Task requirements: Give only the count of lines containing "marker".

[Given records start]

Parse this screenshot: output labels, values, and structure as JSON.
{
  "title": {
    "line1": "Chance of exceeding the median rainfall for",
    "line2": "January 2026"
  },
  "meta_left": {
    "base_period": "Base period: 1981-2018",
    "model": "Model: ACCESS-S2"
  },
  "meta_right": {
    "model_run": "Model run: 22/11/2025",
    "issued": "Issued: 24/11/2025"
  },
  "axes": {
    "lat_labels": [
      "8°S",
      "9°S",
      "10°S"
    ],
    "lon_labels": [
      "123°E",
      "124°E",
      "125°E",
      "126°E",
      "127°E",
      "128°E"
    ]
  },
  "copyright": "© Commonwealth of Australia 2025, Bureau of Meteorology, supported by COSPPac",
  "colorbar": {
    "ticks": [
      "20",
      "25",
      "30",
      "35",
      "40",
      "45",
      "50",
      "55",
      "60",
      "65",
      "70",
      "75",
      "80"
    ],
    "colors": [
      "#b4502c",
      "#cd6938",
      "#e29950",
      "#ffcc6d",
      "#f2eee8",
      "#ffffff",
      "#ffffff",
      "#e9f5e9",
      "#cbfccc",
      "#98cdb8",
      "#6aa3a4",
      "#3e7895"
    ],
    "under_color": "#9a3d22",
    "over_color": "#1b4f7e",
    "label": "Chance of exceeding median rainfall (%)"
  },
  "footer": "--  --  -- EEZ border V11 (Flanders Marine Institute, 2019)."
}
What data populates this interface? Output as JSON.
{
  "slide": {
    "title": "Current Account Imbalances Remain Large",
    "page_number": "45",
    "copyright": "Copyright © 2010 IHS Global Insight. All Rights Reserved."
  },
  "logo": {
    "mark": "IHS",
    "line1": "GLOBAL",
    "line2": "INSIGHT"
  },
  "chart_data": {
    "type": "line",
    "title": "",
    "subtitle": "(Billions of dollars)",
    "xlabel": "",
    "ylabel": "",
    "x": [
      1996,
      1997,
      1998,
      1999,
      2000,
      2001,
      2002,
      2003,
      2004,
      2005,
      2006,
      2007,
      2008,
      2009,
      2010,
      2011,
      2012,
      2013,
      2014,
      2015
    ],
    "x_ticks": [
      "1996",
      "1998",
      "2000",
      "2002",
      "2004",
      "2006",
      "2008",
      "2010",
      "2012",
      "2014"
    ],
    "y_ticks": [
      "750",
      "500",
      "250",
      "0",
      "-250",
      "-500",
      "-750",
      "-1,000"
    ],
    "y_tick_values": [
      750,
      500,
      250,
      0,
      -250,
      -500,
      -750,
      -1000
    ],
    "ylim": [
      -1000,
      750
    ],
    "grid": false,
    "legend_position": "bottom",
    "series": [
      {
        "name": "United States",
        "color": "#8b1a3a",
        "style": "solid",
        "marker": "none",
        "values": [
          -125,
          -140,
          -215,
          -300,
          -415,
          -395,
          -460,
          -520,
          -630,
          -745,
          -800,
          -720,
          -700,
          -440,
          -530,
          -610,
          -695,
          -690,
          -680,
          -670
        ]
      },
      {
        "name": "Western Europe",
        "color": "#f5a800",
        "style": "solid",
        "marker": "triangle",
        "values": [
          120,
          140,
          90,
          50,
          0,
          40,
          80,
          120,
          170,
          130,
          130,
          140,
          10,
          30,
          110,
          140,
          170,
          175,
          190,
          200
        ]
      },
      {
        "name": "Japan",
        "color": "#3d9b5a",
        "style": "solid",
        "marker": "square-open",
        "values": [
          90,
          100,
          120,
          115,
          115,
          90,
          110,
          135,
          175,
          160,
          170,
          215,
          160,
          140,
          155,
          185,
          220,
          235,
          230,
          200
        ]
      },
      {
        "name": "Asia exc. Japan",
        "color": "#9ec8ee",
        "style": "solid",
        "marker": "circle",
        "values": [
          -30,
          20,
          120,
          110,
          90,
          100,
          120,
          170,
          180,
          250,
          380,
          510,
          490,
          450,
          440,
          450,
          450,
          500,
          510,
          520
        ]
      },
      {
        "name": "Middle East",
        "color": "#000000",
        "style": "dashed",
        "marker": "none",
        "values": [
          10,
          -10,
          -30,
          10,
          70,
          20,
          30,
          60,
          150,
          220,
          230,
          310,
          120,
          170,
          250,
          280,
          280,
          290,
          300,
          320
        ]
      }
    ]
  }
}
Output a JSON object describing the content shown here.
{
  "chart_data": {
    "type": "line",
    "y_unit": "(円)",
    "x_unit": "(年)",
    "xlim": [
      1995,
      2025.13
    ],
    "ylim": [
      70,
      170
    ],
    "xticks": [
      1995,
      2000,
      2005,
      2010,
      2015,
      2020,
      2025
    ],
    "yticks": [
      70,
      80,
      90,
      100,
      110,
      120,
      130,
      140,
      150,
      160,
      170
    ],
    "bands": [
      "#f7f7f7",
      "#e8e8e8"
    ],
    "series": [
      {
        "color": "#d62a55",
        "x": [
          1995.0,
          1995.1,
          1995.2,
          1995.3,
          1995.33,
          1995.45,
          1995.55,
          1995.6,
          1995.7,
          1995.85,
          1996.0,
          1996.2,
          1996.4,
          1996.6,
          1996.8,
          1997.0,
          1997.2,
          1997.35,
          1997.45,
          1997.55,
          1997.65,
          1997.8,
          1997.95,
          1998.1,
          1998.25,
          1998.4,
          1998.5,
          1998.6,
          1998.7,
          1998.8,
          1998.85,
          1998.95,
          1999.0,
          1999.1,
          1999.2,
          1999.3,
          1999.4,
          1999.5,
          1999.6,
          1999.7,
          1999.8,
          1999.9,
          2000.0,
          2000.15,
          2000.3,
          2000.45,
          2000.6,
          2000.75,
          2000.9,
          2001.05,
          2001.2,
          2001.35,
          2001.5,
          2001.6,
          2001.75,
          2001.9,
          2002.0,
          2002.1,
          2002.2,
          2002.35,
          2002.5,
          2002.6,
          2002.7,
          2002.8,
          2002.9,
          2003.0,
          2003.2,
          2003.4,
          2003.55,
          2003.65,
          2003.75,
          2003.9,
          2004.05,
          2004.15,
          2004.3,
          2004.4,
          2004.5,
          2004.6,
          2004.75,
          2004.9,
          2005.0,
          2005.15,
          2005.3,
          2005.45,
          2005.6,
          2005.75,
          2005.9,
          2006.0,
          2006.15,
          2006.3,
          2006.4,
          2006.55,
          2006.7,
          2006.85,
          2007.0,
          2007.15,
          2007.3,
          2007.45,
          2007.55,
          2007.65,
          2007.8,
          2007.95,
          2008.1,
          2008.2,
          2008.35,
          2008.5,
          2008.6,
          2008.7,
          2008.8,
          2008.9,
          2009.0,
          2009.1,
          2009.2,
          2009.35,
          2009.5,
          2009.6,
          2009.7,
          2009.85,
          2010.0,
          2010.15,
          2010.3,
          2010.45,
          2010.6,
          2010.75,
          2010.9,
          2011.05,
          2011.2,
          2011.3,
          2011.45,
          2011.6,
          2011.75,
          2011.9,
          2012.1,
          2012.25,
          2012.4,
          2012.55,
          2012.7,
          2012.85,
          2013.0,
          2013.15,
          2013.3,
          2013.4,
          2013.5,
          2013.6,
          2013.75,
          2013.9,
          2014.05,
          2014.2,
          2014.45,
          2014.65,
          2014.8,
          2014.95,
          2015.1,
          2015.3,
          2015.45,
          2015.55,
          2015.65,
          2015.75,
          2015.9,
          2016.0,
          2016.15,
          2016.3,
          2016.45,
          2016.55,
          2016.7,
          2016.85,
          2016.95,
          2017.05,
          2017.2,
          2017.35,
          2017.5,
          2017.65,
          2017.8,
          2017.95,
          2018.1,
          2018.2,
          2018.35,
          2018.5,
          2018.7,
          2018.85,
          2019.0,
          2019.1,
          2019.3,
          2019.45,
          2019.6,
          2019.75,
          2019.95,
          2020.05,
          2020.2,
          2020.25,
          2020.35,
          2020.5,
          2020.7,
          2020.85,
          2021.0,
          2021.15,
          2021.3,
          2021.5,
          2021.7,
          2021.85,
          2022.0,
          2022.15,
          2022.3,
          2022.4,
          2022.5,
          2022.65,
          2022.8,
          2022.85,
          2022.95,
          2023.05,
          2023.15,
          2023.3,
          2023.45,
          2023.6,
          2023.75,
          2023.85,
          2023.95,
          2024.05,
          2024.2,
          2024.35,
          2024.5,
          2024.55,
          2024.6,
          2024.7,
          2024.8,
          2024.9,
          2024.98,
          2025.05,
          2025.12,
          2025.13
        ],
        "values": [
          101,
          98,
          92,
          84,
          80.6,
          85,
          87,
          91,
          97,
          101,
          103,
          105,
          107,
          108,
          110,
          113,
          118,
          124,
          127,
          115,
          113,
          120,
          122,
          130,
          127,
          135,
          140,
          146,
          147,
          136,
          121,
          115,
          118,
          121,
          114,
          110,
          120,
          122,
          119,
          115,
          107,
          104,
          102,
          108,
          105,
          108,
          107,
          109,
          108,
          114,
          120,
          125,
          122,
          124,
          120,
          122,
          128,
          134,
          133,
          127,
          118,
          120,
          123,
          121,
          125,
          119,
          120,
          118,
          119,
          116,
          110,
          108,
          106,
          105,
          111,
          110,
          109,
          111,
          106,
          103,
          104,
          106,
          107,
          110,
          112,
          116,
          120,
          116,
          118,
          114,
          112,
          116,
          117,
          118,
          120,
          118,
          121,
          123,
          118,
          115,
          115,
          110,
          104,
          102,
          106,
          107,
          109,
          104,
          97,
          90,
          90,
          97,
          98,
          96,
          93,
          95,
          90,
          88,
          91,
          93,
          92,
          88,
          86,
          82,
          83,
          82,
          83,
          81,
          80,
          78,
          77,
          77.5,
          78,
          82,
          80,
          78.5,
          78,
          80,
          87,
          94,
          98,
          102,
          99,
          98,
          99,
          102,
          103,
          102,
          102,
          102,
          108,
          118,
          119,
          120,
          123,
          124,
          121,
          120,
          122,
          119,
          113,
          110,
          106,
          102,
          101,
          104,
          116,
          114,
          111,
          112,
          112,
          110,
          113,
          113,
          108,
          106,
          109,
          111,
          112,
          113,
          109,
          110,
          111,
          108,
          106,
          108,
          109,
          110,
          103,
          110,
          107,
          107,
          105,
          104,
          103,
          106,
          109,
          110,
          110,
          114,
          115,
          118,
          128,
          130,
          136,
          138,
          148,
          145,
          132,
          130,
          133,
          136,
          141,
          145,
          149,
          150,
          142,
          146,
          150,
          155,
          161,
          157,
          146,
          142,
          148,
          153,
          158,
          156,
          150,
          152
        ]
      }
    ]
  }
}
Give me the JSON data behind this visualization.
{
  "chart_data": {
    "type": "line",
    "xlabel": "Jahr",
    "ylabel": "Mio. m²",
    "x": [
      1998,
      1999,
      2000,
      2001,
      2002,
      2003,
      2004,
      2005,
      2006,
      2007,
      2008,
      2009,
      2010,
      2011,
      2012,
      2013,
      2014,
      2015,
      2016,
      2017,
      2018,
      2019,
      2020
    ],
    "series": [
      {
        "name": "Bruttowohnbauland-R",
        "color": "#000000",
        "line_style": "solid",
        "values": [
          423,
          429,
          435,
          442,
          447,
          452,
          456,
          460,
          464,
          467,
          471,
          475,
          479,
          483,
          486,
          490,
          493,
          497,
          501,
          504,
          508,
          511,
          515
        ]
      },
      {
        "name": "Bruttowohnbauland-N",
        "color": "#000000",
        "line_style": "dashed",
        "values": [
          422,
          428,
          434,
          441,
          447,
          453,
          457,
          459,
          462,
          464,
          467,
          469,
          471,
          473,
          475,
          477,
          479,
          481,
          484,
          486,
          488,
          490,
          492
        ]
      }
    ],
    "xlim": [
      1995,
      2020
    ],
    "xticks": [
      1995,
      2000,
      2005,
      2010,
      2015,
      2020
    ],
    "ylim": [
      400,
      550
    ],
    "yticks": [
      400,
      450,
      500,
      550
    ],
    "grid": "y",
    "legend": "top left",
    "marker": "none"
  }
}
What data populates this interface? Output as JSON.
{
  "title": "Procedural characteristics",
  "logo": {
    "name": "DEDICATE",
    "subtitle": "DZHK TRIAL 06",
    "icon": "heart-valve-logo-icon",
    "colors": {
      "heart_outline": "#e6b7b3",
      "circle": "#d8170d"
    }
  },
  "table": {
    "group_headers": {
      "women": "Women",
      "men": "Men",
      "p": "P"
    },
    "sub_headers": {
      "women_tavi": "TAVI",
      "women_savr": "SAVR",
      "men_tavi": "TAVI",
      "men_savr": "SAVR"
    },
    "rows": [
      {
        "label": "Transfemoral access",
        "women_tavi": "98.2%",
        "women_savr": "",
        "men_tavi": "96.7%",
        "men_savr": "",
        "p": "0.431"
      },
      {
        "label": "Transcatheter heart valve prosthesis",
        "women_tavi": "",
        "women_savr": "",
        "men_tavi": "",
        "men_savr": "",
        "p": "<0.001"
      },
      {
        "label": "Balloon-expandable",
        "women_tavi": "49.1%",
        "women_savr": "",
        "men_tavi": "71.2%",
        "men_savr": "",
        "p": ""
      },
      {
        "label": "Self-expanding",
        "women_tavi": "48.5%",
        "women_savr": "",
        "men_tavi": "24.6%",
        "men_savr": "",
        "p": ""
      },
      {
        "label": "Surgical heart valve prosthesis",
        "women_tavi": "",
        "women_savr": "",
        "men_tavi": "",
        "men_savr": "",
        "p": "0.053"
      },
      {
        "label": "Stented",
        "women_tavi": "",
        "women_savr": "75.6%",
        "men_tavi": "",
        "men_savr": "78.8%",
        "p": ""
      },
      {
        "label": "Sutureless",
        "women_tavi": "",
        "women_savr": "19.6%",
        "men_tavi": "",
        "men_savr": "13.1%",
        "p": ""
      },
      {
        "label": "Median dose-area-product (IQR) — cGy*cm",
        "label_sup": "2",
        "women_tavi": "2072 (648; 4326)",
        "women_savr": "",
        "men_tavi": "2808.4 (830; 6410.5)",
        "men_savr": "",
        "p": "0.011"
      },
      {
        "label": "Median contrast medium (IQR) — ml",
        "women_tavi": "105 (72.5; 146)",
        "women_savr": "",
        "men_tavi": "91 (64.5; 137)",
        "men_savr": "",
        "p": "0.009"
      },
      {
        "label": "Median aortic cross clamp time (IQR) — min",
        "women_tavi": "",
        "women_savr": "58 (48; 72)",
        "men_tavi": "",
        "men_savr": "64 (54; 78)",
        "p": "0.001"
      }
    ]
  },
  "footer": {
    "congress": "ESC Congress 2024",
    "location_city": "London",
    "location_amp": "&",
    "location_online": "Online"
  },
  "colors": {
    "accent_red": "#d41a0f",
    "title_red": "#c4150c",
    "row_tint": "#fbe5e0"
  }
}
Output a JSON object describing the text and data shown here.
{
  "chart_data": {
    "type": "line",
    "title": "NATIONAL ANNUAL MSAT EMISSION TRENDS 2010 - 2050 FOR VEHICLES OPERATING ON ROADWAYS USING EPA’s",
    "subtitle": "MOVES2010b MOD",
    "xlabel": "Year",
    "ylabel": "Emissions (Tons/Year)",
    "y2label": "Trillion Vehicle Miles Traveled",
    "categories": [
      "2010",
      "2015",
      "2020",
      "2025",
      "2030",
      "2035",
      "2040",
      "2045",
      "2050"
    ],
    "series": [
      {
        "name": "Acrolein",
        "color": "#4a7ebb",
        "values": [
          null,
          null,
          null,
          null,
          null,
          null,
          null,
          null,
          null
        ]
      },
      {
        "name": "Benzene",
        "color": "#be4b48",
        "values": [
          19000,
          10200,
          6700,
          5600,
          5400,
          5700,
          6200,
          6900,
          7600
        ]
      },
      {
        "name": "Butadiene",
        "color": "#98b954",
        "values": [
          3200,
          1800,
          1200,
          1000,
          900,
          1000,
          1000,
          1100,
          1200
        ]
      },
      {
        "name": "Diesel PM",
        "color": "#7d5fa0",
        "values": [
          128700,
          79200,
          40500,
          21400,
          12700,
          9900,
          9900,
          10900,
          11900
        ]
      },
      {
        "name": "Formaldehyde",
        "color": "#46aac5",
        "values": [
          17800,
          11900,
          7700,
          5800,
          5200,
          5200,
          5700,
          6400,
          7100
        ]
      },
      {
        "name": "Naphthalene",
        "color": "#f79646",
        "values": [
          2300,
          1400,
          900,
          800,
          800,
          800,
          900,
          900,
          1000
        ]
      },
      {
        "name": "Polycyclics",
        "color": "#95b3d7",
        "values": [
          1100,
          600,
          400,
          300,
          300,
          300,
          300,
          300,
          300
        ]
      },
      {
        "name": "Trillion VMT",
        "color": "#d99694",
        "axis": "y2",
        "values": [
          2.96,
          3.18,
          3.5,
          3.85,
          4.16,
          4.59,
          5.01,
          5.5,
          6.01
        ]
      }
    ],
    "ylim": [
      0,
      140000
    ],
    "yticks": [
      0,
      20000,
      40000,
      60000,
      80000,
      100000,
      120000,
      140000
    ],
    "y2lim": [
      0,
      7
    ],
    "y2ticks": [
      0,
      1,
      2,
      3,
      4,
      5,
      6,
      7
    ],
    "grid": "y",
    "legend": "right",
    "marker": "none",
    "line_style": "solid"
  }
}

[Given records end]

The response: 7